start GIVEN RECORDS

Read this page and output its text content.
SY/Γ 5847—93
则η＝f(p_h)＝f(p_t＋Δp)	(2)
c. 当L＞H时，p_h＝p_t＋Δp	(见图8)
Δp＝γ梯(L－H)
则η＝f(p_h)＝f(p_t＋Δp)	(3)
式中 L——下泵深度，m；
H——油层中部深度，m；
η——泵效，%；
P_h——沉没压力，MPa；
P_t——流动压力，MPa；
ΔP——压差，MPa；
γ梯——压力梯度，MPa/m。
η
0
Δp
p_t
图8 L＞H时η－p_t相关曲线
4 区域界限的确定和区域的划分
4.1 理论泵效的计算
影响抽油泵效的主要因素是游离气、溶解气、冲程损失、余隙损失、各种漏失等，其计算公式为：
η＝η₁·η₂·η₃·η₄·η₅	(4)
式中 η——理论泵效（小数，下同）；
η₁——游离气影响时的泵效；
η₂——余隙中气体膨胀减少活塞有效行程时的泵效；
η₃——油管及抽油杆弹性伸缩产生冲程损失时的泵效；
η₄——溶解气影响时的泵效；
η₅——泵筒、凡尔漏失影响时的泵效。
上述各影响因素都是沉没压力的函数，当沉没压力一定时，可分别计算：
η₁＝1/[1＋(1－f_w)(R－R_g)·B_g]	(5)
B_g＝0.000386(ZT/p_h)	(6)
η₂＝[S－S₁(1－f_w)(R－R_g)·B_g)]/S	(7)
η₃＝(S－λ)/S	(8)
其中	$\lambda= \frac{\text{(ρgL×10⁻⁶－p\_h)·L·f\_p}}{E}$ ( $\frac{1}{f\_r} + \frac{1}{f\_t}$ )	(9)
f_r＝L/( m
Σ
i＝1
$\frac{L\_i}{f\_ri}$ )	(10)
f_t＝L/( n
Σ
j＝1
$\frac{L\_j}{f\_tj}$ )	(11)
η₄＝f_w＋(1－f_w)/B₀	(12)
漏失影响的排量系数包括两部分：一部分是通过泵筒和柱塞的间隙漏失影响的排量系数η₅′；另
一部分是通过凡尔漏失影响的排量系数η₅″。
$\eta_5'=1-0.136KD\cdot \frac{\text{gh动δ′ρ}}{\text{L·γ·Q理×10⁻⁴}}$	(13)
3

end GIVEN RECORDS

# [WRITTEN EXERCISE]
Without leaving anything out, give the entries again exactly.

# [RIGHT ANSWER]
Read this page and output its text content.
SY/Γ 5847—93
则η＝f(p_h)＝f(p_t＋Δp)	(2)
c. 当L＞H时，p_h＝p_t＋Δp	(见图8)
Δp＝γ梯(L－H)
则η＝f(p_h)＝f(p_t＋Δp)	(3)
式中 L——下泵深度，m；
H——油层中部深度，m；
η——泵效，%；
P_h——沉没压力，MPa；
P_t——流动压力，MPa；
ΔP——压差，MPa；
γ梯——压力梯度，MPa/m。
η
0
Δp
p_t
图8 L＞H时η－p_t相关曲线
4 区域界限的确定和区域的划分
4.1 理论泵效的计算
影响抽油泵效的主要因素是游离气、溶解气、冲程损失、余隙损失、各种漏失等，其计算公式为：
η＝η₁·η₂·η₃·η₄·η₅	(4)
式中 η——理论泵效（小数，下同）；
η₁——游离气影响时的泵效；
η₂——余隙中气体膨胀减少活塞有效行程时的泵效；
η₃——油管及抽油杆弹性伸缩产生冲程损失时的泵效；
η₄——溶解气影响时的泵效；
η₅——泵筒、凡尔漏失影响时的泵效。
上述各影响因素都是沉没压力的函数，当沉没压力一定时，可分别计算：
η₁＝1/[1＋(1－f_w)(R－R_g)·B_g]	(5)
B_g＝0.000386(ZT/p_h)	(6)
η₂＝[S－S₁(1－f_w)(R－R_g)·B_g)]/S	(7)
η₃＝(S－λ)/S	(8)
其中	$\lambda= \frac{\text{(ρgL×10⁻⁶－p\_h)·L·f\_p}}{E}$ ( $\frac{1}{f\_r} + \frac{1}{f\_t}$ )	(9)
f_r＝L/( m
Σ
i＝1
$\frac{L\_i}{f\_ri}$ )	(10)
f_t＝L/( n
Σ
j＝1
$\frac{L\_j}{f\_tj}$ )	(11)
η₄＝f_w＋(1－f_w)/B₀	(12)
漏失影响的排量系数包括两部分：一部分是通过泵筒和柱塞的间隙漏失影响的排量系数η₅′；另
一部分是通过凡尔漏失影响的排量系数η₅″。
$\eta_5'=1-0.136KD\cdot \frac{\text{gh动δ′ρ}}{\text{L·γ·Q理×10⁻⁴}}$	(13)
3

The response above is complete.